**Problem description**
Report how many lines hold the word "JSON"; answer with the number alone.

[Excerpts from a figure dataset]

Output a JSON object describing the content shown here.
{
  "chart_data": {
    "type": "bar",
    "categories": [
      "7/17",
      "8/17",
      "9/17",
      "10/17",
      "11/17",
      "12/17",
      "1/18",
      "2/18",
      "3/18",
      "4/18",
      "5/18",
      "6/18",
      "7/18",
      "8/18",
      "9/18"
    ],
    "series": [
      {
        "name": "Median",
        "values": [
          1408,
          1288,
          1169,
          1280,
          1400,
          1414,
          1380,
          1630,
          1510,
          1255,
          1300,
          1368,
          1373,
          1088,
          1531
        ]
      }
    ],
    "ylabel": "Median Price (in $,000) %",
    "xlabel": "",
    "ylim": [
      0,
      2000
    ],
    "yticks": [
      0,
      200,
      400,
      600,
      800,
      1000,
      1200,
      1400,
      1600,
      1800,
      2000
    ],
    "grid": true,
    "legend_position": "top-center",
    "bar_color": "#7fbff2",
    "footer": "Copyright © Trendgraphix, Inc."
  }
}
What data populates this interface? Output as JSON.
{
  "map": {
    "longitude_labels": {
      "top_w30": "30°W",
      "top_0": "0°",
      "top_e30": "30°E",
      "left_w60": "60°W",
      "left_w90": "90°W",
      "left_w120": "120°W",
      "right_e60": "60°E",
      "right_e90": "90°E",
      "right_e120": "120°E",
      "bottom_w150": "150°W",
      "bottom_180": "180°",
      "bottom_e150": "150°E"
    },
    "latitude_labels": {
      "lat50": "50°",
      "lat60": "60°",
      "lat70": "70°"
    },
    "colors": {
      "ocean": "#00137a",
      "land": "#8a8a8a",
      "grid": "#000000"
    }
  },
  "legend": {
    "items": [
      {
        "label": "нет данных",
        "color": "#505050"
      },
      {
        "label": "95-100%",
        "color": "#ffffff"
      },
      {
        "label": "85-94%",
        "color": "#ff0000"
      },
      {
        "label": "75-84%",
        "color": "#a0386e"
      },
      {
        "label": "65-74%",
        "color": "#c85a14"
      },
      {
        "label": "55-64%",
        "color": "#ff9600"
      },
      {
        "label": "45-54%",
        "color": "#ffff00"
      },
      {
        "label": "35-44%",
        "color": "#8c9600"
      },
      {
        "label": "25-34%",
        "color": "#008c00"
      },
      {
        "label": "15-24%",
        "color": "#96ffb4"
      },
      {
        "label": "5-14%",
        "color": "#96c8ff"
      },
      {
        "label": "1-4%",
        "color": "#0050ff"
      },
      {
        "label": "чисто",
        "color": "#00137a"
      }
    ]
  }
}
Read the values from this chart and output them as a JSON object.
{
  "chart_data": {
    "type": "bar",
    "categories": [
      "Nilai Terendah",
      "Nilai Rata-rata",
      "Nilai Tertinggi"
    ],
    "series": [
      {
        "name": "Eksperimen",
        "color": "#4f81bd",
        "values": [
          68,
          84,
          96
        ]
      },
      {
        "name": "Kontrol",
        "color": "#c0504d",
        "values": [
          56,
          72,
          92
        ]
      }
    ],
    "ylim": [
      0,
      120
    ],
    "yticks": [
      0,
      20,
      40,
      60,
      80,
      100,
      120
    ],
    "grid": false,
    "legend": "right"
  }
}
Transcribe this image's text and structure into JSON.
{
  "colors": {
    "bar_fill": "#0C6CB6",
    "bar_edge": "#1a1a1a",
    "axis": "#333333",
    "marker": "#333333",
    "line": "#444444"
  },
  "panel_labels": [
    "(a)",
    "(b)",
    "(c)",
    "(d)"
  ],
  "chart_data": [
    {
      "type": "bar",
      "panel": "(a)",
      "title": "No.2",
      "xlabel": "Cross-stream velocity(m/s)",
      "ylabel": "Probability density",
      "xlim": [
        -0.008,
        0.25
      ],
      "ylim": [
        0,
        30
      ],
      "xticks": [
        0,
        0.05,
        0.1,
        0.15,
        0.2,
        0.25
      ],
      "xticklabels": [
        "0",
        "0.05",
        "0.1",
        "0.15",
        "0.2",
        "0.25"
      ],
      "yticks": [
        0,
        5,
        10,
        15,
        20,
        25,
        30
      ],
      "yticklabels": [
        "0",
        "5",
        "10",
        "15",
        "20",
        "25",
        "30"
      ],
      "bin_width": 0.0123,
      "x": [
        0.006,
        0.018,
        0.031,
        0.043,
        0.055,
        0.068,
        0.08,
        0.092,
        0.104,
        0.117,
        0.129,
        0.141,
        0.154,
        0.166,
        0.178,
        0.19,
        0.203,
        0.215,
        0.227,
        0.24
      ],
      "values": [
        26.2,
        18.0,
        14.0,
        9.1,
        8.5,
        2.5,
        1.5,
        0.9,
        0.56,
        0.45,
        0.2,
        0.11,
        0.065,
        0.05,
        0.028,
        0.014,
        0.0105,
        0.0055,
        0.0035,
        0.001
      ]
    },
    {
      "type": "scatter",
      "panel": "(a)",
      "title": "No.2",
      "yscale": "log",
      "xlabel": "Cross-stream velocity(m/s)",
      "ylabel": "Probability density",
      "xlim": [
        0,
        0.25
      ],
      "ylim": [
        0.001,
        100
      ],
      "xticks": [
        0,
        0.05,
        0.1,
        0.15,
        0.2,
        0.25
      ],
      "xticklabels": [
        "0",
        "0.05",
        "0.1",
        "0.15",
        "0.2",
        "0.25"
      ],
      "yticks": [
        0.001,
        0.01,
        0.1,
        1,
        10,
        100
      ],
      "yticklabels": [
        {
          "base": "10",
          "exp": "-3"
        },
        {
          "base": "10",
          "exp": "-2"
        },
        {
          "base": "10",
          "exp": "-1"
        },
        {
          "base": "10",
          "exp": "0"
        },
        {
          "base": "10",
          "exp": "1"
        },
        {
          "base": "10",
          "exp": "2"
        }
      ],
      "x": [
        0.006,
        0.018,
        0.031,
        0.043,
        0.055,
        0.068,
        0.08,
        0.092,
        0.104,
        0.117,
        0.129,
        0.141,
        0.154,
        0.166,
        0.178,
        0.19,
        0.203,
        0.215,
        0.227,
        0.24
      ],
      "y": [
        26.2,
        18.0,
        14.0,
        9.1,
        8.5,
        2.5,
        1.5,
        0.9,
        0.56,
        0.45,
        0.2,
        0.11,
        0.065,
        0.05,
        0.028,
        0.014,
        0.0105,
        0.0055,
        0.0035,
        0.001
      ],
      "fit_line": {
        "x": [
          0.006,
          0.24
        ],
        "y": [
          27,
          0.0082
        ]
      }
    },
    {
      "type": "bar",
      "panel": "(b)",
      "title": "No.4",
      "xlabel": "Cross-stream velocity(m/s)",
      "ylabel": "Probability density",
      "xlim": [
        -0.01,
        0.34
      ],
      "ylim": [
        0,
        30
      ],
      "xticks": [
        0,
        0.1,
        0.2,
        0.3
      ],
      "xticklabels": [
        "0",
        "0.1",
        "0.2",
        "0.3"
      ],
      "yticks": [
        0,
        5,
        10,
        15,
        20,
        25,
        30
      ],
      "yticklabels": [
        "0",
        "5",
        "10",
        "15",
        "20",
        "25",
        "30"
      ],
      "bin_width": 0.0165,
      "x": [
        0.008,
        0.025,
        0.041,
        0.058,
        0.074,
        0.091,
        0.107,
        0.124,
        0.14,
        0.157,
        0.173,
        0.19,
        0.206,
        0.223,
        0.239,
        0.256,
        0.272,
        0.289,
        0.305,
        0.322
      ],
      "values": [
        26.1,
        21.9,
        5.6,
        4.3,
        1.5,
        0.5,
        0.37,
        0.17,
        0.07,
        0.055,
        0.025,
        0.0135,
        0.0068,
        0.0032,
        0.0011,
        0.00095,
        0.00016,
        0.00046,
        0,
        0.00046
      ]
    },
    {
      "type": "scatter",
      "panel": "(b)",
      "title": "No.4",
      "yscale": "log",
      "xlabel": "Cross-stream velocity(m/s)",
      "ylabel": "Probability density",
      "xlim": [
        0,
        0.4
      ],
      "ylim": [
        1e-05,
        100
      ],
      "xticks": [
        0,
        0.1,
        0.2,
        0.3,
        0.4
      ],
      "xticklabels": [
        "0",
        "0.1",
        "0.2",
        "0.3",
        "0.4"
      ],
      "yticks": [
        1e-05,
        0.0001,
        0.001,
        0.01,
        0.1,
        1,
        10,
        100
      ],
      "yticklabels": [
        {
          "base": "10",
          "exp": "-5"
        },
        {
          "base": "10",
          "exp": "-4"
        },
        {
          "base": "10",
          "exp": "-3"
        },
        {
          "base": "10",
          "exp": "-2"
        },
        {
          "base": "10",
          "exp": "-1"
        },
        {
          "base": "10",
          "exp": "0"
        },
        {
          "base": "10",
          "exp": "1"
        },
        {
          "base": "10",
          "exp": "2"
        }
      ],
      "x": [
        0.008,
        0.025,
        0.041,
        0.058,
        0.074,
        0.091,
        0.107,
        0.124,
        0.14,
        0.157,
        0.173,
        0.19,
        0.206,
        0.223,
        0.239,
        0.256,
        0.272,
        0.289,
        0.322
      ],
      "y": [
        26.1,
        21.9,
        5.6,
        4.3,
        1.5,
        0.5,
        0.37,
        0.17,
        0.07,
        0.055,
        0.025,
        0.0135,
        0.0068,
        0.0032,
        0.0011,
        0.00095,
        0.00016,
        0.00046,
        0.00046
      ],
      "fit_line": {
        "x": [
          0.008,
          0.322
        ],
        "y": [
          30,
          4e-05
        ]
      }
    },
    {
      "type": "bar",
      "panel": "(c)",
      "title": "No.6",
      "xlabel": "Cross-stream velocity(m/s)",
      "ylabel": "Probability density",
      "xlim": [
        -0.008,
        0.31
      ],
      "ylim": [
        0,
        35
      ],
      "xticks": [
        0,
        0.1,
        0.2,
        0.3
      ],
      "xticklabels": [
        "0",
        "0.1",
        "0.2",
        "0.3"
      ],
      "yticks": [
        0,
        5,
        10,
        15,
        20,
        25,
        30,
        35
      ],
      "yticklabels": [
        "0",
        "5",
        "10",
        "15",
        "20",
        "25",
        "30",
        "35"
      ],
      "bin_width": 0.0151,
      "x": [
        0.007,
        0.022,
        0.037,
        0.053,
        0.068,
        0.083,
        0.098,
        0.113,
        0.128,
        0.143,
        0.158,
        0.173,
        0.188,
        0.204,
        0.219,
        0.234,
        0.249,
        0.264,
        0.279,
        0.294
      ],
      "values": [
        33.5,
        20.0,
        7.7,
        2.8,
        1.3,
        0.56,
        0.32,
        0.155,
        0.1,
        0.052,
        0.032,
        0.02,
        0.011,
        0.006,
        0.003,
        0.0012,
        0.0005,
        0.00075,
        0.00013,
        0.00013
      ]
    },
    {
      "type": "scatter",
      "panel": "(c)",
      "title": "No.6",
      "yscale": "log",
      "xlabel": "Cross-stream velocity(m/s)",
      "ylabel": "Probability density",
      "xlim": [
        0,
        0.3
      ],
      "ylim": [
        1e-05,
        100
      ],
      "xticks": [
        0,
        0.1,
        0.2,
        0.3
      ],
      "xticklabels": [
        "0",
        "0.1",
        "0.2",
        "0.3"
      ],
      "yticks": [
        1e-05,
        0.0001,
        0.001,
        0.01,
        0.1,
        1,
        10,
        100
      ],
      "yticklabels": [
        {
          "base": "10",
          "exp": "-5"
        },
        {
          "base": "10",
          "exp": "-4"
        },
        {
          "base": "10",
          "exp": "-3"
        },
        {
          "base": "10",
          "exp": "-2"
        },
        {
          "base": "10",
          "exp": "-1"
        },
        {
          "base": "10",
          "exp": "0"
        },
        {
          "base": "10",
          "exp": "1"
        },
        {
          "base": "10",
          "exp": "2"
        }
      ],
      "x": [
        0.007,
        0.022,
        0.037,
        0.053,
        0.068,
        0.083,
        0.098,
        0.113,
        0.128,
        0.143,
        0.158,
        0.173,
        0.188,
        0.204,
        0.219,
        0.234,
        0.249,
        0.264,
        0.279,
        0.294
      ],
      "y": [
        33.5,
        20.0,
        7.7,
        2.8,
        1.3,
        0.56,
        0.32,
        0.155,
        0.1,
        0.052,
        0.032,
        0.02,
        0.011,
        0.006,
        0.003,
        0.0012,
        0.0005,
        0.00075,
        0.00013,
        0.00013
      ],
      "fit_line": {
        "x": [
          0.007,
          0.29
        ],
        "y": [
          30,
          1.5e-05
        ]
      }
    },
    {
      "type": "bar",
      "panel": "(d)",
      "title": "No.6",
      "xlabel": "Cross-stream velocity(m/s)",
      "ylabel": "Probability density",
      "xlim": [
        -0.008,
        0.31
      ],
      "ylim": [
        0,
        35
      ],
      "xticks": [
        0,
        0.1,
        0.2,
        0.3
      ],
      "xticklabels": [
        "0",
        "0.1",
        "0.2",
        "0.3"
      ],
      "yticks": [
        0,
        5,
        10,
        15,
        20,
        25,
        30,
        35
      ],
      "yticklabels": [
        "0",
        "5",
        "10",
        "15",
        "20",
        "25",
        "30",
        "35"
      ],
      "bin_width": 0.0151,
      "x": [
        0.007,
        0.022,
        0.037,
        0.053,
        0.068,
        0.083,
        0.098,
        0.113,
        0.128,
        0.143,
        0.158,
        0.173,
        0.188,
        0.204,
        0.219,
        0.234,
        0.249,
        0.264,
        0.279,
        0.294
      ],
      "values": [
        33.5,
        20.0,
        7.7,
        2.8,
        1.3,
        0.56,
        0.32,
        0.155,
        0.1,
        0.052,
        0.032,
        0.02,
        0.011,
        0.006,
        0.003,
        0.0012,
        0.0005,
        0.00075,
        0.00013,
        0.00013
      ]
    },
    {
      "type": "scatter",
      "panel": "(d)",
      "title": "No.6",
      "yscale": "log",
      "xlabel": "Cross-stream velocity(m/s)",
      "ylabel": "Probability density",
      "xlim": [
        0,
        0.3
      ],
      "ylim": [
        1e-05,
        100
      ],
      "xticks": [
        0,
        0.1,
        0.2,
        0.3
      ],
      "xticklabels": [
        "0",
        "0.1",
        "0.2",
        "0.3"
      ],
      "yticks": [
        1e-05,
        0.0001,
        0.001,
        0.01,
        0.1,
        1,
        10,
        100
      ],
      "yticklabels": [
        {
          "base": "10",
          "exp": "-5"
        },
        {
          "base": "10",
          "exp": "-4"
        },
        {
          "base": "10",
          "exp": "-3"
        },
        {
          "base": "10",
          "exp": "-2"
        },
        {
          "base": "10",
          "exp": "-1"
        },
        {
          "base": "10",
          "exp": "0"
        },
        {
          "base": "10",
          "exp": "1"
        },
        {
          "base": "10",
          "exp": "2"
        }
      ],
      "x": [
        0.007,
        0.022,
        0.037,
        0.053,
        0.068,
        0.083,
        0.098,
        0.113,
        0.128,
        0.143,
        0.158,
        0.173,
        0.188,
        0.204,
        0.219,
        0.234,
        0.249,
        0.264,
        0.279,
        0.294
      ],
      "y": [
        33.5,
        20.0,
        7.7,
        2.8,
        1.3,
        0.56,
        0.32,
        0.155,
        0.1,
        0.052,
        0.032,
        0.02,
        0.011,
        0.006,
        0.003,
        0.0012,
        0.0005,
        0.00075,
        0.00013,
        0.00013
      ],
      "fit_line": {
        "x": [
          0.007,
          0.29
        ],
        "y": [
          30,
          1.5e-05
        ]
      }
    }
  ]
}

**Complete answer**
4